■ **Task objective**: Search the material below for the word "speed" and copy every line in which it occurs.

■ **Listed entries**:
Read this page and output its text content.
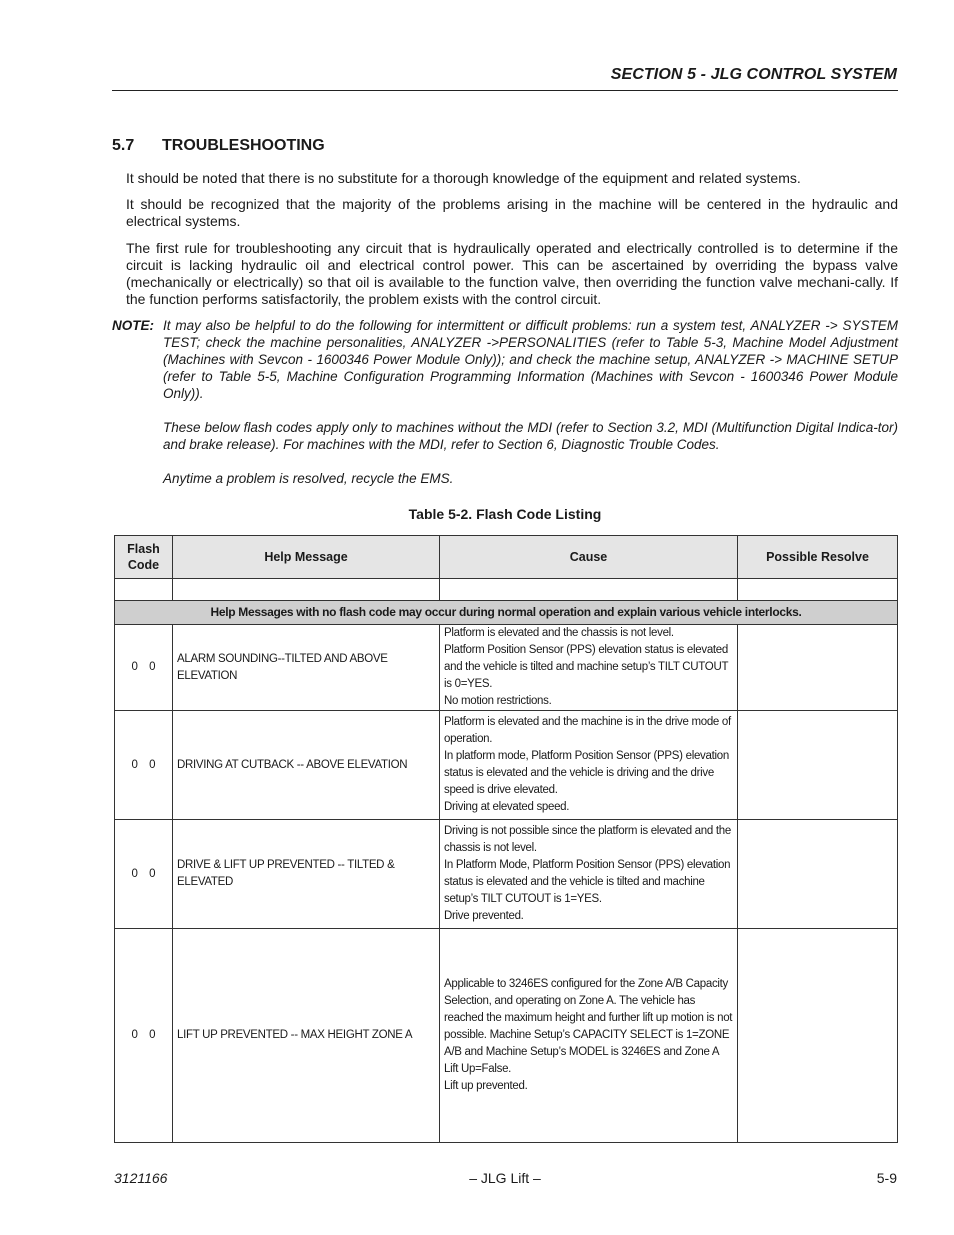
SECTION 5 - JLG CONTROL SYSTEM
5.7 TROUBLESHOOTING
It should be noted that there is no substitute for a thorough knowledge of the equipment and related systems.
It should be recognized that the majority of the problems arising in the machine will be centered in the hydraulic and electrical systems.
The first rule for troubleshooting any circuit that is hydraulically operated and electrically controlled is to determine if the circuit is lacking hydraulic oil and electrical control power. This can be ascertained by overriding the bypass valve (mechanically or electrically) so that oil is available to the function valve, then overriding the function valve mechani-cally. If the function performs satisfactorily, the problem exists with the control circuit.
NOTE: It may also be helpful to do the following for intermittent or difficult problems: run a system test, ANALYZER -> SYSTEM TEST; check the machine personalities, ANALYZER ->PERSONALITIES (refer to Table 5-3, Machine Model Adjustment (Machines with Sevcon - 1600346 Power Module Only)); and check the machine setup, ANALYZER -> MACHINE SETUP (refer to Table 5-5, Machine Configuration Programming Information (Machines with Sevcon - 1600346 Power Module Only)).

These below flash codes apply only to machines without the MDI (refer to Section 3.2, MDI (Multifunction Digital Indica-tor) and brake release). For machines with the MDI, refer to Section 6, Diagnostic Trouble Codes.

Anytime a problem is resolved, recycle the EMS.

Table 5-2. Flash Code Listing
Flash Code	Help Message	Cause	Possible Resolve

Help Messages with no flash code may occur during normal operation and explain various vehicle interlocks.			
0 0	ALARM SOUNDING--TILTED AND ABOVE ELEVATION	Platform is elevated and the chassis is not level.
Platform Position Sensor (PPS) elevation status is elevated and the vehicle is tilted and machine setup’s TILT CUTOUT is 0=YES.
No motion restrictions.	

0 0	DRIVING AT CUTBACK -- ABOVE ELEVATION	Platform is elevated and the machine is in the drive mode of operation.
In platform mode, Platform Position Sensor (PPS) elevation status is elevated and the vehicle is driving and the drive speed is drive elevated.
Driving at elevated speed.	

0 0	DRIVE & LIFT UP PREVENTED -- TILTED & ELEVATED	Driving is not possible since the platform is elevated and the chassis is not level.
In Platform Mode, Platform Position Sensor (PPS) elevation status is elevated and the vehicle is tilted and machine setup’s TILT CUTOUT is 1=YES.
Drive prevented.	

0 0	LIFT UP PREVENTED -- MAX HEIGHT ZONE A	Applicable to 3246ES configured for the Zone A/B Capacity Selection, and operating on Zone A. The vehicle has reached the maximum height and further lift up motion is not possible. Machine Setup’s CAPACITY SELECT is 1=ZONE A/B and Machine Setup’s MODEL is 3246ES and Zone A Lift Up=False.
Lift up prevented.	

3121166	– JLG Lift –	5-9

■ **Result for this task**:
In platform mode, Platform Position Sensor (PPS) elevation status is elevated and the vehicle is driving and the drive speed is drive elevated.
Driving at elevated speed.	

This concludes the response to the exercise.